TASK GOAL: Return all lines below containing the word "document".

SUPPLIED MATERIAL:
>> Start

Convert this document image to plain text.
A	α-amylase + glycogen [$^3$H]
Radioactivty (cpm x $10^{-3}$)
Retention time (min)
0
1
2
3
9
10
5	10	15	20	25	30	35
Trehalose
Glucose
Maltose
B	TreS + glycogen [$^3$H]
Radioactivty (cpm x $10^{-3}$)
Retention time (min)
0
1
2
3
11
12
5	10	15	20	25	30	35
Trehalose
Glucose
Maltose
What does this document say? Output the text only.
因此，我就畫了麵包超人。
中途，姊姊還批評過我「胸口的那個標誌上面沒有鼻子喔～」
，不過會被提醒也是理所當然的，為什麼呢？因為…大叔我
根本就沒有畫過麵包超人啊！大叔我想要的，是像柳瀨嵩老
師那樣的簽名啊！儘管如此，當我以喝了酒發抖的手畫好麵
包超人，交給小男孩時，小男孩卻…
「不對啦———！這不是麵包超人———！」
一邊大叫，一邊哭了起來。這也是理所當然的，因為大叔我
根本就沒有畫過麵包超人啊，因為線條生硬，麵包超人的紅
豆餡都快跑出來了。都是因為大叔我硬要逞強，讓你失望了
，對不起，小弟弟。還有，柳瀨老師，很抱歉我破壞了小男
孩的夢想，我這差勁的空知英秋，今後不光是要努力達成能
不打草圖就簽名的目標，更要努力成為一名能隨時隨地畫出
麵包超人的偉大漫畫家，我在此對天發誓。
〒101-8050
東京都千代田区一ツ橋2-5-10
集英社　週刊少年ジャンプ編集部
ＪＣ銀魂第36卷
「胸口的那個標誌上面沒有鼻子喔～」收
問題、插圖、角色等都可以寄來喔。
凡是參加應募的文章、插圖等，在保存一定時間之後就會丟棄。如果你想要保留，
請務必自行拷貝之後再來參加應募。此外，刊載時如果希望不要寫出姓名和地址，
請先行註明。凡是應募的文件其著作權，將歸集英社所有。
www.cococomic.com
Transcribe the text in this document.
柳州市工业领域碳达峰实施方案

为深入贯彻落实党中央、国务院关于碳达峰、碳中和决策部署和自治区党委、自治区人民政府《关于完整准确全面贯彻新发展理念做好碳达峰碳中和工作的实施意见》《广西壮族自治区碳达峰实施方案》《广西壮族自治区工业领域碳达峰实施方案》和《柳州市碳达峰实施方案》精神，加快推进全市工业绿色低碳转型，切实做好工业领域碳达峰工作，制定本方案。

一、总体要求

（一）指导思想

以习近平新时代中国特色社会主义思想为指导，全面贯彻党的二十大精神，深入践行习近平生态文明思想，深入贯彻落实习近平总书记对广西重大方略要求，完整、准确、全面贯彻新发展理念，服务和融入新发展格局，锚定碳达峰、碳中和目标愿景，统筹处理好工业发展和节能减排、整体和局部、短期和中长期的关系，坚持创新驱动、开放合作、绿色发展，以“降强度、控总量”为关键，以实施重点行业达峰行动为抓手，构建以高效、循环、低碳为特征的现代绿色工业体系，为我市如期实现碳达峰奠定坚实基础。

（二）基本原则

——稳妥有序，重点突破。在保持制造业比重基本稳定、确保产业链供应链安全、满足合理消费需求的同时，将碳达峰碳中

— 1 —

>> End

SOLUTION TO THE EXERCISE:
Convert this document image to plain text.
What does this document say? Output the text only.
Transcribe the text in this document.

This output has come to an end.